(Stored entries):
____
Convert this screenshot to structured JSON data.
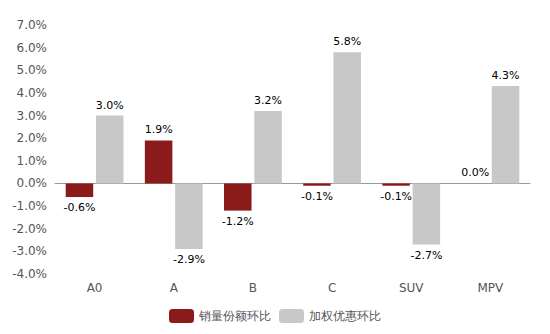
{
  "chart_data": {
    "type": "bar",
    "categories": [
      "A0",
      "A",
      "B",
      "C",
      "SUV",
      "MPV"
    ],
    "series": [
      {
        "name": "销量份额环比",
        "color": "#8B1A1A",
        "values": [
          -0.6,
          1.9,
          -1.2,
          -0.1,
          -0.1,
          0.0
        ],
        "value_labels": [
          "-0.6%",
          "1.9%",
          "-1.2%",
          "-0.1%",
          "-0.1%",
          "0.0%"
        ]
      },
      {
        "name": "加权优惠环比",
        "color": "#C8C8C8",
        "values": [
          3.0,
          -2.9,
          3.2,
          5.8,
          -2.7,
          4.3
        ],
        "value_labels": [
          "3.0%",
          "-2.9%",
          "3.2%",
          "5.8%",
          "-2.7%",
          "4.3%"
        ]
      }
    ],
    "ylim": [
      -4.0,
      7.0
    ],
    "yticks": [
      {
        "value": -4.0,
        "label": "-4.0%"
      },
      {
        "value": -3.0,
        "label": "-3.0%"
      },
      {
        "value": -2.0,
        "label": "-2.0%"
      },
      {
        "value": -1.0,
        "label": "-1.0%"
      },
      {
        "value": 0.0,
        "label": "0.0%"
      },
      {
        "value": 1.0,
        "label": "1.0%"
      },
      {
        "value": 2.0,
        "label": "2.0%"
      },
      {
        "value": 3.0,
        "label": "3.0%"
      },
      {
        "value": 4.0,
        "label": "4.0%"
      },
      {
        "value": 5.0,
        "label": "5.0%"
      },
      {
        "value": 6.0,
        "label": "6.0%"
      },
      {
        "value": 7.0,
        "label": "7.0%"
      }
    ],
    "grid": false,
    "legend": "bottom",
    "data_labels": true
  }
}
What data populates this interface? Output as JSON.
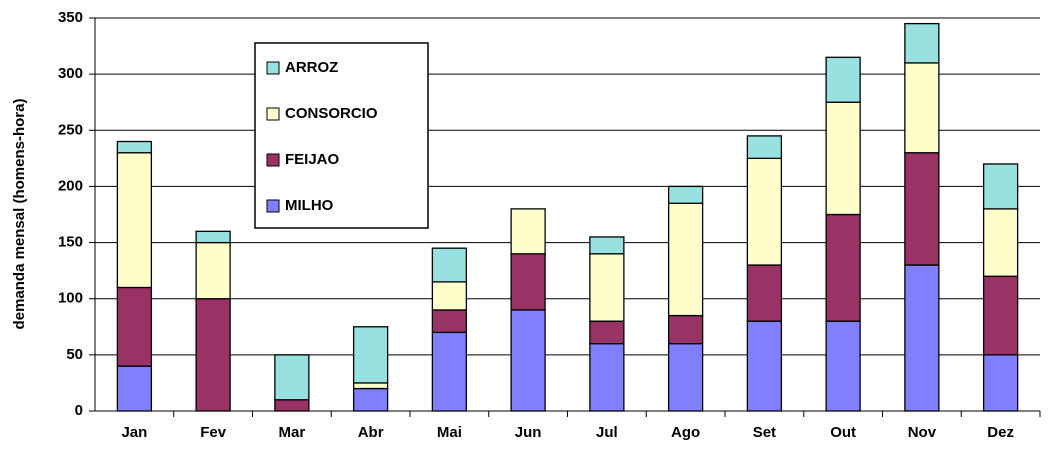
{
  "chart_data": {
    "type": "stacked_bar",
    "y_label": "demanda mensal (homens-hora)",
    "categories": [
      "Jan",
      "Fev",
      "Mar",
      "Abr",
      "Mai",
      "Jun",
      "Jul",
      "Ago",
      "Set",
      "Out",
      "Nov",
      "Dez"
    ],
    "series": [
      {
        "name": "MILHO",
        "color": "#8080ff",
        "values": [
          40,
          0,
          0,
          20,
          70,
          90,
          60,
          60,
          80,
          80,
          130,
          50
        ]
      },
      {
        "name": "FEIJAO",
        "color": "#993366",
        "values": [
          70,
          100,
          10,
          0,
          20,
          50,
          20,
          25,
          50,
          95,
          100,
          70
        ]
      },
      {
        "name": "CONSORCIO",
        "color": "#ffffcc",
        "values": [
          120,
          50,
          0,
          5,
          25,
          40,
          60,
          100,
          95,
          100,
          80,
          60
        ]
      },
      {
        "name": "ARROZ",
        "color": "#99e0e0",
        "values": [
          10,
          10,
          40,
          50,
          30,
          0,
          15,
          15,
          20,
          40,
          35,
          40
        ]
      }
    ],
    "ylim": [
      0,
      350
    ],
    "yticks": [
      0,
      50,
      100,
      150,
      200,
      250,
      300,
      350
    ],
    "grid": true,
    "legend": "upper left"
  }
}
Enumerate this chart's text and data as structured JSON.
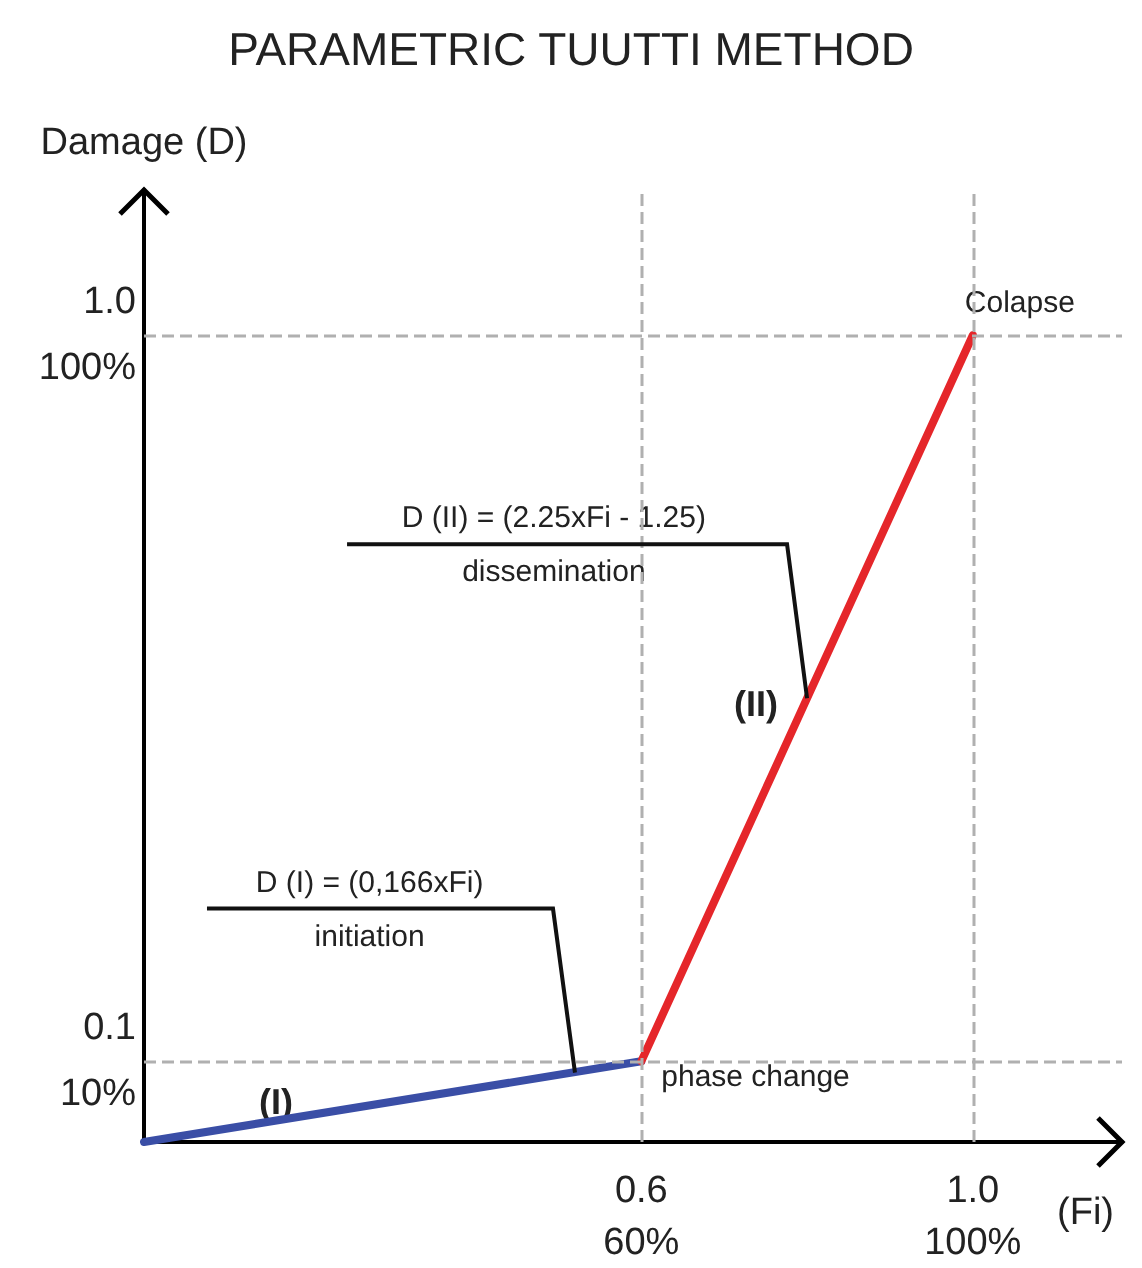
{
  "chart_data": {
    "type": "line",
    "title": "PARAMETRIC TUUTTI METHOD",
    "xlabel": "(Fi)",
    "ylabel": "Damage (D)",
    "series": [
      {
        "x": [
          0,
          0.6
        ],
        "values": [
          0,
          0.1
        ],
        "color": "#3a4ea6"
      },
      {
        "x": [
          0.6,
          1.0
        ],
        "values": [
          0.1,
          1.0
        ],
        "color": "#e5262a"
      }
    ],
    "xlim": [
      0,
      1.18
    ],
    "ylim": [
      0,
      1.18
    ],
    "xticks": [
      0.6,
      {
        "value": 1,
        "label": "1.0"
      }
    ],
    "yticks": [
      0.1,
      {
        "value": 1,
        "label": "1.0"
      }
    ],
    "x2lim": [
      0,
      118
    ],
    "x2ticks": [
      {
        "value": 60,
        "label": "60%"
      },
      {
        "value": 100,
        "label": "100%"
      }
    ],
    "y2lim": [
      0,
      118
    ],
    "y2ticks": [
      {
        "value": 10,
        "label": "10%"
      },
      {
        "value": 100,
        "label": "100%"
      }
    ],
    "ref_lines": [
      {
        "axis": "y",
        "value": 1.0,
        "color": "#b0b0b0",
        "line_style": "dashed"
      },
      {
        "axis": "y",
        "value": 0.1,
        "color": "#b0b0b0",
        "line_style": "dashed"
      },
      {
        "axis": "x",
        "value": 0.6,
        "color": "#b0b0b0",
        "line_style": "dashed"
      },
      {
        "axis": "x",
        "value": 1.0,
        "color": "#b0b0b0",
        "line_style": "dashed"
      }
    ],
    "annotations": [
      {
        "text": "Colapse",
        "x": 1.0,
        "y": 1.0
      },
      {
        "text": "phase change",
        "x": 0.6,
        "y": 0.1
      },
      "(I)",
      "(II)",
      {
        "text": "D (I) = (0,166xFi)\ninitiation",
        "x": 0.52,
        "y": 0.086
      },
      {
        "text": "D (II) = (2.25xFi - 1.25)\ndissemination",
        "x": 0.8,
        "y": 0.55
      }
    ],
    "grid": false,
    "marker": "none",
    "line_style": "solid"
  }
}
____
(Task description): List the lines of the records where "text" occurs.

(Answer to the task):
Enumerate this chart's text and data as structured JSON.
        "text": "Colapse",
        "text": "phase change",
        "text": "D (I) = (0,166xFi)\ninitiation",
        "text": "D (II) = (2.25xFi - 1.25)\ndissemination",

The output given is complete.